Challenge: Extract the rows from the start through the line containing "pixel-y2tick-label: 90 [1086, 575, 1119, 606]", both included, and reproduce them verbatim.

Spatial layout data
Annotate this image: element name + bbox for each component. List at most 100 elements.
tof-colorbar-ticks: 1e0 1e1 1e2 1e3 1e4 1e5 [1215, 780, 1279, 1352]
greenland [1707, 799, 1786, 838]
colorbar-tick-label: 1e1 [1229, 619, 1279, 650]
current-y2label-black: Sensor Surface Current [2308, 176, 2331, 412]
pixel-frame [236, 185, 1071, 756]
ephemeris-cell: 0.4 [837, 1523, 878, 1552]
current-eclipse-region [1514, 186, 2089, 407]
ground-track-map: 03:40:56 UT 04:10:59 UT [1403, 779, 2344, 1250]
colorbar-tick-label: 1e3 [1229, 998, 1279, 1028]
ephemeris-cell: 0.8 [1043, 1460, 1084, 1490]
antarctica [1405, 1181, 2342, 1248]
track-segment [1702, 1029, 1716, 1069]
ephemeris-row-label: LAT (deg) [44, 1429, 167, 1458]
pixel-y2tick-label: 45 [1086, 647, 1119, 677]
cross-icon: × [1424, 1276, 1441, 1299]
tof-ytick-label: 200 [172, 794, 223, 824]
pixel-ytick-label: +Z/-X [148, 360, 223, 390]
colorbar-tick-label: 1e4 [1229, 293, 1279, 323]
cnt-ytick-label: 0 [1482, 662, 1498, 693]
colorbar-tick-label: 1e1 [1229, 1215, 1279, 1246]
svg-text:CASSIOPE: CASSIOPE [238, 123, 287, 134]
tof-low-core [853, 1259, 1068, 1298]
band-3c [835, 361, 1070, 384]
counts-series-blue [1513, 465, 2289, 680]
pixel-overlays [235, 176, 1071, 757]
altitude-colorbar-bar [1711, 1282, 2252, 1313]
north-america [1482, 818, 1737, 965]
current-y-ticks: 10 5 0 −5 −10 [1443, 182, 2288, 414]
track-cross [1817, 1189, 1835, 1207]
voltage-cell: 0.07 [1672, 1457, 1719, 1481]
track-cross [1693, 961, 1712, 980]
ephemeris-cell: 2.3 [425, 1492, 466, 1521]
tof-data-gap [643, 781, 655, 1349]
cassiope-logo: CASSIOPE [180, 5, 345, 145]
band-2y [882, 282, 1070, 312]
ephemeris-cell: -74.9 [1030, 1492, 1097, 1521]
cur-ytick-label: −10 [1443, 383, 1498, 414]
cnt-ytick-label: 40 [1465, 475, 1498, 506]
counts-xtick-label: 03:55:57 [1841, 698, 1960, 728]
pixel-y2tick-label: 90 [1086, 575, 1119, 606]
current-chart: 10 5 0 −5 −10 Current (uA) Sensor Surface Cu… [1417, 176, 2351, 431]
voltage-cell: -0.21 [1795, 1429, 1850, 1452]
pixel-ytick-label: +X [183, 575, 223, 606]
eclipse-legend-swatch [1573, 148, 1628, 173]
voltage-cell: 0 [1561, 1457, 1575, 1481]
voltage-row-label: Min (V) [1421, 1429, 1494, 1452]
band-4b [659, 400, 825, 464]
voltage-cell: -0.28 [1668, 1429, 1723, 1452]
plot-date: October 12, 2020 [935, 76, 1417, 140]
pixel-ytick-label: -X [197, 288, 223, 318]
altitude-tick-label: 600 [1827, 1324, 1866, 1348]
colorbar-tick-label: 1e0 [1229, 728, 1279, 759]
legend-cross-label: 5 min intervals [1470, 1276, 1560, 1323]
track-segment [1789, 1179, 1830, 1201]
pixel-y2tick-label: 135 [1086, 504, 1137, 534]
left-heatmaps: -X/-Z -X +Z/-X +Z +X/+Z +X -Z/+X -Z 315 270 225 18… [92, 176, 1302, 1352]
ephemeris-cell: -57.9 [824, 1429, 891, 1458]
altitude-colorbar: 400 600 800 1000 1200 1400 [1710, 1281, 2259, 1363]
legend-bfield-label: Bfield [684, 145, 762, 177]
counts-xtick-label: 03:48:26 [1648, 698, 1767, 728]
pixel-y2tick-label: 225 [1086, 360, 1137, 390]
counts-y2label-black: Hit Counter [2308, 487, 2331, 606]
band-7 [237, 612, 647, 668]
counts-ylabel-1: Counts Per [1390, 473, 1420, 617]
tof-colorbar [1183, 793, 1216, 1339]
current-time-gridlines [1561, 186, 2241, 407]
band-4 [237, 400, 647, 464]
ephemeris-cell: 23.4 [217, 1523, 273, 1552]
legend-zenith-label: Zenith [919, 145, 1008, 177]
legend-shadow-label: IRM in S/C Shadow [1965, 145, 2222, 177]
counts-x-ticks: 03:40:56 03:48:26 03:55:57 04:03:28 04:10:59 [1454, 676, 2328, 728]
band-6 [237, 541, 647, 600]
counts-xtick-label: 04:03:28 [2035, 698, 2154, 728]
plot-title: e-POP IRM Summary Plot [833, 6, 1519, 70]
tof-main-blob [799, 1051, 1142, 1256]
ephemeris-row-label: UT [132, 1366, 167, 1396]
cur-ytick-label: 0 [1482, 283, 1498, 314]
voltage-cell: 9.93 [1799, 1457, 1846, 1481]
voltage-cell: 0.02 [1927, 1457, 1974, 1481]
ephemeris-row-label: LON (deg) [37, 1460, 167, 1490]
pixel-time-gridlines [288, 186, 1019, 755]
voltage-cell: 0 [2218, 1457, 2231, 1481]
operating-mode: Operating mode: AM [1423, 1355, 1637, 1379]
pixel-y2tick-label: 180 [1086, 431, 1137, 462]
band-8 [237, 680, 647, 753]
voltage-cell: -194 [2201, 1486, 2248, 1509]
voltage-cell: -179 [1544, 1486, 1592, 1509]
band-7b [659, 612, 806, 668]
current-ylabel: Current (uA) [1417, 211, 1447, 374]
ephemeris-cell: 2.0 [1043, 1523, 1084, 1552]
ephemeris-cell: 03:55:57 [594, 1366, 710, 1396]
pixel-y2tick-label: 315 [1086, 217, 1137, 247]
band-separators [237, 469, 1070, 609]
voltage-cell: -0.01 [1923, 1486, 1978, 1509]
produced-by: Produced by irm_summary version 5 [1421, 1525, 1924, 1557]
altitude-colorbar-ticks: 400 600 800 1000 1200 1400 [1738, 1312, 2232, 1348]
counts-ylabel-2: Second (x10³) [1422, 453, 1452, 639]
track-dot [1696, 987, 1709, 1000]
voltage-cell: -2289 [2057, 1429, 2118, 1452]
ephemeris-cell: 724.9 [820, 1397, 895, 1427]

Written response:
Annotate this image: element name + bbox for each component. List at most 100 elements.
tof-colorbar-ticks: 1e0 1e1 1e2 1e3 1e4 1e5 [1215, 780, 1279, 1352]
greenland [1707, 799, 1786, 838]
colorbar-tick-label: 1e1 [1229, 619, 1279, 650]
current-y2label-black: Sensor Surface Current [2308, 176, 2331, 412]
pixel-frame [236, 185, 1071, 756]
ephemeris-cell: 0.4 [837, 1523, 878, 1552]
current-eclipse-region [1514, 186, 2089, 407]
ground-track-map: 03:40:56 UT 04:10:59 UT [1403, 779, 2344, 1250]
colorbar-tick-label: 1e3 [1229, 998, 1279, 1028]
ephemeris-cell: 0.8 [1043, 1460, 1084, 1490]
antarctica [1405, 1181, 2342, 1248]
track-segment [1702, 1029, 1716, 1069]
ephemeris-row-label: LAT (deg) [44, 1429, 167, 1458]
pixel-y2tick-label: 45 [1086, 647, 1119, 677]
cross-icon: × [1424, 1276, 1441, 1299]
tof-ytick-label: 200 [172, 794, 223, 824]
pixel-ytick-label: +Z/-X [148, 360, 223, 390]
colorbar-tick-label: 1e4 [1229, 293, 1279, 323]
cnt-ytick-label: 0 [1482, 662, 1498, 693]
colorbar-tick-label: 1e1 [1229, 1215, 1279, 1246]
svg-text:CASSIOPE: CASSIOPE [238, 123, 287, 134]
tof-low-core [853, 1259, 1068, 1298]
band-3c [835, 361, 1070, 384]
counts-series-blue [1513, 465, 2289, 680]
pixel-overlays [235, 176, 1071, 757]
altitude-colorbar-bar [1711, 1282, 2252, 1313]
north-america [1482, 818, 1737, 965]
current-y-ticks: 10 5 0 −5 −10 [1443, 182, 2288, 414]
track-cross [1817, 1189, 1835, 1207]
voltage-cell: 0.07 [1672, 1457, 1719, 1481]
track-cross [1693, 961, 1712, 980]
ephemeris-cell: 2.3 [425, 1492, 466, 1521]
tof-data-gap [643, 781, 655, 1349]
cassiope-logo: CASSIOPE [180, 5, 345, 145]
band-2y [882, 282, 1070, 312]
ephemeris-cell: -74.9 [1030, 1492, 1097, 1521]
cur-ytick-label: −10 [1443, 383, 1498, 414]
cnt-ytick-label: 40 [1465, 475, 1498, 506]
counts-xtick-label: 03:55:57 [1841, 698, 1960, 728]
pixel-y2tick-label: 90 [1086, 575, 1119, 606]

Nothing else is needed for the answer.